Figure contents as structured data
*****
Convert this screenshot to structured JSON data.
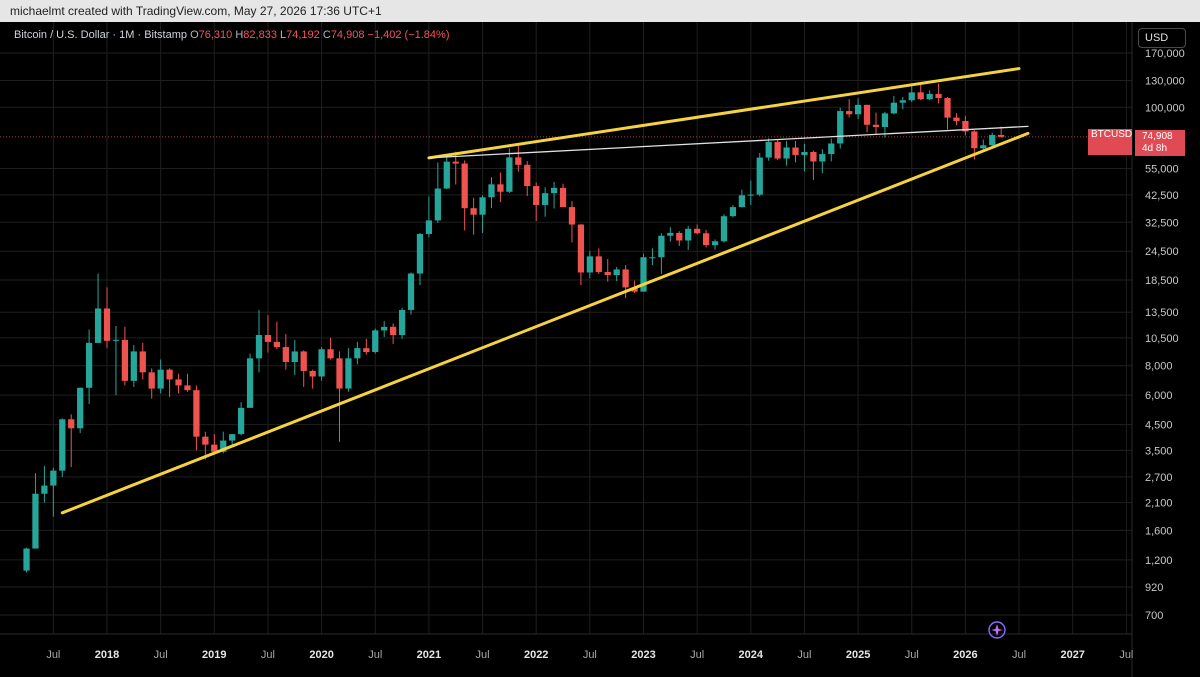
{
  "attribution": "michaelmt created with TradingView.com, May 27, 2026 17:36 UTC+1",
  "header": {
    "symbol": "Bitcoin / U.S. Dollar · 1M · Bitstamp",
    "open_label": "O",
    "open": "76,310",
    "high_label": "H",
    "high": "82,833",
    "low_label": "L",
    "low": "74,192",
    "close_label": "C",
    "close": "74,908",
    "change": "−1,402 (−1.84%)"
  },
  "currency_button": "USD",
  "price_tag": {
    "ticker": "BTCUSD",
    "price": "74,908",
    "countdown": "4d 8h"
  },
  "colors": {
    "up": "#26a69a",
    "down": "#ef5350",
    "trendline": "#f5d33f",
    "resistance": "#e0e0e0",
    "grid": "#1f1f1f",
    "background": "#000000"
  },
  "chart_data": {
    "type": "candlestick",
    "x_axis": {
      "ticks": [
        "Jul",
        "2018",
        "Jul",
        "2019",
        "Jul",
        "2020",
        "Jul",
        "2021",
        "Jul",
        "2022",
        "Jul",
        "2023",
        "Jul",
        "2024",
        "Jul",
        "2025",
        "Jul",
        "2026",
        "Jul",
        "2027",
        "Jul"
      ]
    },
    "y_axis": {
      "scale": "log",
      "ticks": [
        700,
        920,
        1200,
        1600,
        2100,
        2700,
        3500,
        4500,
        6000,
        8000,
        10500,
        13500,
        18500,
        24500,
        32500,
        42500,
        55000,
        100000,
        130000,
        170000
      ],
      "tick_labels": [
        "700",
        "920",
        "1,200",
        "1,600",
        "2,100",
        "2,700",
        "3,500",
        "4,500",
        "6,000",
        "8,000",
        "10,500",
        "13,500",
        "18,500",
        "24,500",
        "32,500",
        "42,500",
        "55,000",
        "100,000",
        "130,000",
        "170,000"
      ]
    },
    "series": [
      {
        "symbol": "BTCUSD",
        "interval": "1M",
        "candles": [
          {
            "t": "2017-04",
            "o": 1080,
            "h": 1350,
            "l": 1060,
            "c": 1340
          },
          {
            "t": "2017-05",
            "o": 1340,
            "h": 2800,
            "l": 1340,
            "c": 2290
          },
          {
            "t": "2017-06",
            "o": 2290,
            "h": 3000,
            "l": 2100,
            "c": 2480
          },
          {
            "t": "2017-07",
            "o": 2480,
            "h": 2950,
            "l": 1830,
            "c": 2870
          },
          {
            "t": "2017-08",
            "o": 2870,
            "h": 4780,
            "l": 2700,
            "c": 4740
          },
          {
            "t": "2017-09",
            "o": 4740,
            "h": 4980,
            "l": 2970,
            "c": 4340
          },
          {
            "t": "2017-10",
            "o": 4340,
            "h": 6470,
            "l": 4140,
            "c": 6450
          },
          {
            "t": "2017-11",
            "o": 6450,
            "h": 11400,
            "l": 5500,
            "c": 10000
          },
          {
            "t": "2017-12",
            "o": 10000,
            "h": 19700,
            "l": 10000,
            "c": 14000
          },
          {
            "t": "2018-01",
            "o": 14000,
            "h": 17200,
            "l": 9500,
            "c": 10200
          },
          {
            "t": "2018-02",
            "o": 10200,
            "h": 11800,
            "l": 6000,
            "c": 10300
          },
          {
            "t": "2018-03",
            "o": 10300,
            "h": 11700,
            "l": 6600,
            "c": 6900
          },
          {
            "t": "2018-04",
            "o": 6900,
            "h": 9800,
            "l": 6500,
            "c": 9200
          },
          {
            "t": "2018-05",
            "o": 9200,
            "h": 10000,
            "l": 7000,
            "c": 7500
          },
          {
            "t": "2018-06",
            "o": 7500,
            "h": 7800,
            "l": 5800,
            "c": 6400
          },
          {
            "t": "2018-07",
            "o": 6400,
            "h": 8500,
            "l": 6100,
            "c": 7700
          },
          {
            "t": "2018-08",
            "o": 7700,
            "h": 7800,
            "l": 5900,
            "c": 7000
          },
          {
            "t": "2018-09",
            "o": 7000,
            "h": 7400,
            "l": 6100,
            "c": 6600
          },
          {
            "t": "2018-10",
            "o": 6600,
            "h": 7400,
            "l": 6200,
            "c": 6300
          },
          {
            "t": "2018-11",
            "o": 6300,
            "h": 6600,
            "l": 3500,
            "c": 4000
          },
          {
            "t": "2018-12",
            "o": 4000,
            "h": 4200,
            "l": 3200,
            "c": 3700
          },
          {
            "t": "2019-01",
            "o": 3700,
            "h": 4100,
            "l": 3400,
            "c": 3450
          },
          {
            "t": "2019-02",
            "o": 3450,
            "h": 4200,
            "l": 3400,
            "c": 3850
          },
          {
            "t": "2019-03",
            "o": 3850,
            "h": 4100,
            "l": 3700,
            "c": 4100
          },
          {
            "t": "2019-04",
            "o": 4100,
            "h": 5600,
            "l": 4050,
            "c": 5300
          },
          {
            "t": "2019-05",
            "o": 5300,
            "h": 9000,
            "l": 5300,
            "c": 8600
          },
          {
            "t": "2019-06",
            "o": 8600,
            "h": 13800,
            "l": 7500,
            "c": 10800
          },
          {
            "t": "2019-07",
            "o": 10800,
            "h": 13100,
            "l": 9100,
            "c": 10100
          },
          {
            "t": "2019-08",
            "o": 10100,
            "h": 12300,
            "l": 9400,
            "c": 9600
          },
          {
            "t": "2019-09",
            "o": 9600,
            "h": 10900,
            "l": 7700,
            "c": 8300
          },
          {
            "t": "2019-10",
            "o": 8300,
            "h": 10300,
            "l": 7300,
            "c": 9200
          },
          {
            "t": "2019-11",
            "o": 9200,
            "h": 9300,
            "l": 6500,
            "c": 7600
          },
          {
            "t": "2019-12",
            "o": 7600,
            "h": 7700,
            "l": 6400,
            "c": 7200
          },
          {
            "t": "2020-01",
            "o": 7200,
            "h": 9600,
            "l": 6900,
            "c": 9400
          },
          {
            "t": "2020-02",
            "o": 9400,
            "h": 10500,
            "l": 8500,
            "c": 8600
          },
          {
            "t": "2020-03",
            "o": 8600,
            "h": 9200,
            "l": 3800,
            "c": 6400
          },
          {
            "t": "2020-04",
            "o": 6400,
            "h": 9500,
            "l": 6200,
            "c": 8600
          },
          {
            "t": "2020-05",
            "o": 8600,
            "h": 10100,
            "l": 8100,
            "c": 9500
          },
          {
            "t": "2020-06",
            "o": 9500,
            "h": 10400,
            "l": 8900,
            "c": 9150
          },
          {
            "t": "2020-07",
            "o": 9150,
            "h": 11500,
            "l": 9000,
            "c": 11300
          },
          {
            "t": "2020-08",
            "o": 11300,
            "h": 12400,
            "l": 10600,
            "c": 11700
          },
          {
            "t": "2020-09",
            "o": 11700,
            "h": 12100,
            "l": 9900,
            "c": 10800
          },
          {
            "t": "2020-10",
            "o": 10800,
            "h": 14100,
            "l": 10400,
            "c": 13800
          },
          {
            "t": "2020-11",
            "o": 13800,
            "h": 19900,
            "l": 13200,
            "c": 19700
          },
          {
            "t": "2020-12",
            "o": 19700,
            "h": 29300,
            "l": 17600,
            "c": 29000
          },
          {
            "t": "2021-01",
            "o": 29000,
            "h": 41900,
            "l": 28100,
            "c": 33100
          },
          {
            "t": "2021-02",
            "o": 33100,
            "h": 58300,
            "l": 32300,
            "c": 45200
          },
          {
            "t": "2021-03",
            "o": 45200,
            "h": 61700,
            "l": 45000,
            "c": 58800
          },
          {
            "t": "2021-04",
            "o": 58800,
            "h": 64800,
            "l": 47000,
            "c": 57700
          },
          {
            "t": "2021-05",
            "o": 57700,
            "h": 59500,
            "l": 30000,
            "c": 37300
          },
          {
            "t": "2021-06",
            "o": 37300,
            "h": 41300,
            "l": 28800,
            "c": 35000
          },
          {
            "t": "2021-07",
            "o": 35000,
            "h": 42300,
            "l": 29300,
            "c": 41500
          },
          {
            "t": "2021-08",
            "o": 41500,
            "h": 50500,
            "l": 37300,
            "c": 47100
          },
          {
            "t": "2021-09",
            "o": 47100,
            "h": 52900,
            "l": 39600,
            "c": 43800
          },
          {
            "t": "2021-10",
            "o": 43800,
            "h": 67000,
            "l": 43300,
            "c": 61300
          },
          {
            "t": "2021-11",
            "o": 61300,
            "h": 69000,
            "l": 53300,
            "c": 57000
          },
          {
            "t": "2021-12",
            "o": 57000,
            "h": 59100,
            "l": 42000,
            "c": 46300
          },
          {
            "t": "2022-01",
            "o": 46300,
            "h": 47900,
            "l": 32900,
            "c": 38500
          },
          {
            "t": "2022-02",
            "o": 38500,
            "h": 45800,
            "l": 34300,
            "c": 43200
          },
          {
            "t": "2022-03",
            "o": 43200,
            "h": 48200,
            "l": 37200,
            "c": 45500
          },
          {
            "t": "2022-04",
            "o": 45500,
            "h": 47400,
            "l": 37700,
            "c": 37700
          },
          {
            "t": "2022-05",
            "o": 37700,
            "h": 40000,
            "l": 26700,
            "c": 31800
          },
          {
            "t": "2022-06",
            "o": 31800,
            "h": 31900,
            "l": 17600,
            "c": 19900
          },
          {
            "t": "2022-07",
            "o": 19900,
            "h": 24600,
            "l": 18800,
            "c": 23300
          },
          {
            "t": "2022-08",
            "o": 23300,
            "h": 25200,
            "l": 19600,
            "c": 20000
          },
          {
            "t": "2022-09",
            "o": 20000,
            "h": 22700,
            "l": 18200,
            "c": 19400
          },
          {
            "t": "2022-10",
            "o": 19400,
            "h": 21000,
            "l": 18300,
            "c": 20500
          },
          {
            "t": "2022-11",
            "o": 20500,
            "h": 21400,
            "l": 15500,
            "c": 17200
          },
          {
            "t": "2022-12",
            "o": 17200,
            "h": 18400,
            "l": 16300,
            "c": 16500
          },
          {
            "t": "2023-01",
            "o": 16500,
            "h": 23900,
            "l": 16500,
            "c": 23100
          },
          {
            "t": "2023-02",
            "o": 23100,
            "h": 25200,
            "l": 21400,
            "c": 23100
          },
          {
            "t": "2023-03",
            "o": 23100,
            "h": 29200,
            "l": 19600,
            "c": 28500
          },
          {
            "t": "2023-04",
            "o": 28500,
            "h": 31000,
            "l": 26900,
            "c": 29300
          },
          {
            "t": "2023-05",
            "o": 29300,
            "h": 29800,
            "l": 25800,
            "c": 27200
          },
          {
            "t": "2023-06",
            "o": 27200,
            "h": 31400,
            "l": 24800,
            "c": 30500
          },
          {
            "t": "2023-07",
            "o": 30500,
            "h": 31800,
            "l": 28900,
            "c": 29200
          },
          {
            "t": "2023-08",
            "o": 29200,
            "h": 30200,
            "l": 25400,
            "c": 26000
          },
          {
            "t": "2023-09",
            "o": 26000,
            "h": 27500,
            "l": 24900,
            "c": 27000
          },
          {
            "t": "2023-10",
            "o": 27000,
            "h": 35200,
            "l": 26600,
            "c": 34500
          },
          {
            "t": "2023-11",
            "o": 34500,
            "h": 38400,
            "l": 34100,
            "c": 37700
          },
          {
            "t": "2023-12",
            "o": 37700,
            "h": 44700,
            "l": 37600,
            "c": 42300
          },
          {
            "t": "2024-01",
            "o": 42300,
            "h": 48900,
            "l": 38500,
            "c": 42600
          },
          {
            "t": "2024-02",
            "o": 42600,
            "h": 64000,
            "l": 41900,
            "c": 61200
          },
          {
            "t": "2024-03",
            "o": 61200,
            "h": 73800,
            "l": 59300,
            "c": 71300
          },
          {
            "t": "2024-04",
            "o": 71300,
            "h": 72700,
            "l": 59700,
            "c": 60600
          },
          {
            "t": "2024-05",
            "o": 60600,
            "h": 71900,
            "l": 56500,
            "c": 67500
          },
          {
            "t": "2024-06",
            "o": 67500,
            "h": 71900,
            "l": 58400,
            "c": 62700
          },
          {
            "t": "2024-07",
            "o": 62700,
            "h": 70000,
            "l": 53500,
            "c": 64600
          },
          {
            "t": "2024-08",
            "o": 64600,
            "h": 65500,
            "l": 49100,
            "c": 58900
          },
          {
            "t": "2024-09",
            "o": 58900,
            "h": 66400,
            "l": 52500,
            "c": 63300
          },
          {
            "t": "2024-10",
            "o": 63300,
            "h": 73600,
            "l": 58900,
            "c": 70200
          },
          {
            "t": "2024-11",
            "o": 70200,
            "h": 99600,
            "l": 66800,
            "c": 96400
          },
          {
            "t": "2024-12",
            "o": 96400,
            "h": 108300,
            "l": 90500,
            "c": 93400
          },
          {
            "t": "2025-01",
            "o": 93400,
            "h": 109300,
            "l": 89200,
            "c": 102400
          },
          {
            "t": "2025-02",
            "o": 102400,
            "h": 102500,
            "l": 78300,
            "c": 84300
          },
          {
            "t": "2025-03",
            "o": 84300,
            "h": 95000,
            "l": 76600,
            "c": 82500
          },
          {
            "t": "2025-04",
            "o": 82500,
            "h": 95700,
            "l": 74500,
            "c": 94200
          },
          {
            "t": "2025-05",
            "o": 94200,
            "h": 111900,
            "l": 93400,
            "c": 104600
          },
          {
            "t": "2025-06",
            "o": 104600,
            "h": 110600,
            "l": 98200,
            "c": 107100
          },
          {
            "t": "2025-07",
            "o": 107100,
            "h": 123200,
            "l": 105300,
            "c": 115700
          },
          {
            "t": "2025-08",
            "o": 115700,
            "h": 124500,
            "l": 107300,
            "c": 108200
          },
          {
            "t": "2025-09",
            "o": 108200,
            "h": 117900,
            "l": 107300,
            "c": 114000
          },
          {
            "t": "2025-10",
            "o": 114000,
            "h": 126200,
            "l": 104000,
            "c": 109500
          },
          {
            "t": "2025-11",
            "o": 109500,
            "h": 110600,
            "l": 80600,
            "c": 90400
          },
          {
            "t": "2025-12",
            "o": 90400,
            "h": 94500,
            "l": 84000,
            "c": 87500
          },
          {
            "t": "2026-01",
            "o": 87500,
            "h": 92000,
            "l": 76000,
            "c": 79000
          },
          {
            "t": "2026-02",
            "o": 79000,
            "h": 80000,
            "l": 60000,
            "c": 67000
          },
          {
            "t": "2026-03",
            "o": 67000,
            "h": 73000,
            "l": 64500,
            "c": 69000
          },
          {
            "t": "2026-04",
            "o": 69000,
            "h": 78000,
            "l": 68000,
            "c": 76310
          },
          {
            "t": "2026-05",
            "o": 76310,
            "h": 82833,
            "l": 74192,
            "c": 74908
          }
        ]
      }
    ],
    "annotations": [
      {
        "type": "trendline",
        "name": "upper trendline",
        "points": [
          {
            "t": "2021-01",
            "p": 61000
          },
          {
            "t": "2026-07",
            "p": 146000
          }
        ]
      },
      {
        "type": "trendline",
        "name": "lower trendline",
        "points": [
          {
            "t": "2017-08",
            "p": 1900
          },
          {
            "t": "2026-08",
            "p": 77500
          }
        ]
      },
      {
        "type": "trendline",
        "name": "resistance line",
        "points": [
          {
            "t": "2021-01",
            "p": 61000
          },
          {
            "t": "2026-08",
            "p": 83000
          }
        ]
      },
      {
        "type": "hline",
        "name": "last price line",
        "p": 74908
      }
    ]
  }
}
*****
- [YOUR GOAL] Tally the lines above containing "resistance". Answer with the count only.

- [FULL ANSWER] 2